▶ Goal
Present the following data again exactly as it is shown.

▶ Extracted information

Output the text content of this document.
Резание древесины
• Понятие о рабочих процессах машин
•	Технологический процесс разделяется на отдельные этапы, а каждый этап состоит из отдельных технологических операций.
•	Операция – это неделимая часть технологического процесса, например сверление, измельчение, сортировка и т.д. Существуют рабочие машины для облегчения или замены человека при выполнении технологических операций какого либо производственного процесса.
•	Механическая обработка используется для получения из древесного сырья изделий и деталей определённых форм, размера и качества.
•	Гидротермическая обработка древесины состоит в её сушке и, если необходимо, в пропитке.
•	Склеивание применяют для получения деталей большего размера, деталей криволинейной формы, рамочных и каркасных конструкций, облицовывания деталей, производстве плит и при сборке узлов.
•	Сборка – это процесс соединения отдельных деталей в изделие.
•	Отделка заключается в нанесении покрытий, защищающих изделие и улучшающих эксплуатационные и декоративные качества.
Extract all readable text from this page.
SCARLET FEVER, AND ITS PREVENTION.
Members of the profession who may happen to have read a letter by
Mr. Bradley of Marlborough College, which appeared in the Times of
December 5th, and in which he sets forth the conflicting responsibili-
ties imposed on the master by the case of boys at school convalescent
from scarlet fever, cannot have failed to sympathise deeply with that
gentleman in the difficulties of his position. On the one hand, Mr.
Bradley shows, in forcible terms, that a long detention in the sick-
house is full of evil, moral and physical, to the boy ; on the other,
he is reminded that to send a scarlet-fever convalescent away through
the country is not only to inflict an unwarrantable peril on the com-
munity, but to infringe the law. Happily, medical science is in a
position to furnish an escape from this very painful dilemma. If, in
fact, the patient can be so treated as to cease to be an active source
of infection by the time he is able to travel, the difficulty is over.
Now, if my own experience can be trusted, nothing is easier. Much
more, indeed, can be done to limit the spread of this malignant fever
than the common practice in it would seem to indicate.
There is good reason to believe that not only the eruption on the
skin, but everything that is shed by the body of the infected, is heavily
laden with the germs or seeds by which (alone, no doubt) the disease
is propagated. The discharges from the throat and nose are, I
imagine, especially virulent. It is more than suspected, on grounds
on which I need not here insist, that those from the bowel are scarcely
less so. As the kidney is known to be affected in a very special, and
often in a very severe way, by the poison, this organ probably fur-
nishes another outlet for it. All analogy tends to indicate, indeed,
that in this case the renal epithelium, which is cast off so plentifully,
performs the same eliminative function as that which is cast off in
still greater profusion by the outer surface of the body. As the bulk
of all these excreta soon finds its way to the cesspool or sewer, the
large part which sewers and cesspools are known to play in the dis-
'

▶ The solution
Output the text content of this document.
Резание древесины
• Понятие о рабочих процессах машин
•	Технологический процесс разделяется на отдельные этапы, а каждый этап состоит из отдельных технологических операций.
•	Операция – это неделимая часть технологического процесса, например сверление, измельчение, сортировка и т.д. Существуют рабочие машины для облегчения или замены человека при выполнении технологических операций какого либо производственного процесса.
•	Механическая обработка используется для получения из древесного сырья изделий и деталей определённых форм, размера и качества.
•	Гидротермическая обработка древесины состоит в её сушке и, если необходимо, в пропитке.
•	Склеивание применяют для получения деталей большего размера, деталей криволинейной формы, рамочных и каркасных конструкций, облицовывания деталей, производстве плит и при сборке узлов.
•	Сборка – это процесс соединения отдельных деталей в изделие.
•	Отделка заключается в нанесении покрытий, защищающих изделие и улучшающих эксплуатационные и декоративные качества.
Extract all readable text from this page.
SCARLET FEVER, AND ITS PREVENTION.
Members of the profession who may happen to have read a letter by
Mr. Bradley of Marlborough College, which appeared in the Times of
December 5th, and in which he sets forth the conflicting responsibili-
ties imposed on the master by the case of boys at school convalescent
from scarlet fever, cannot have failed to sympathise deeply with that
gentleman in the difficulties of his position. On the one hand, Mr.
Bradley shows, in forcible terms, that a long detention in the sick-
house is full of evil, moral and physical, to the boy ; on the other,
he is reminded that to send a scarlet-fever convalescent away through
the country is not only to inflict an unwarrantable peril on the com-
munity, but to infringe the law. Happily, medical science is in a
position to furnish an escape from this very painful dilemma. If, in
fact, the patient can be so treated as to cease to be an active source
of infection by the time he is able to travel, the difficulty is over.
Now, if my own experience can be trusted, nothing is easier. Much
more, indeed, can be done to limit the spread of this malignant fever
than the common practice in it would seem to indicate.
There is good reason to believe that not only the eruption on the
skin, but everything that is shed by the body of the infected, is heavily
laden with the germs or seeds by which (alone, no doubt) the disease
is propagated. The discharges from the throat and nose are, I
imagine, especially virulent. It is more than suspected, on grounds
on which I need not here insist, that those from the bowel are scarcely
less so. As the kidney is known to be affected in a very special, and
often in a very severe way, by the poison, this organ probably fur-
nishes another outlet for it. All analogy tends to indicate, indeed,
that in this case the renal epithelium, which is cast off so plentifully,
performs the same eliminative function as that which is cast off in
still greater profusion by the outer surface of the body. As the bulk
of all these excreta soon finds its way to the cesspool or sewer, the
large part which sewers and cesspools are known to play in the dis-
'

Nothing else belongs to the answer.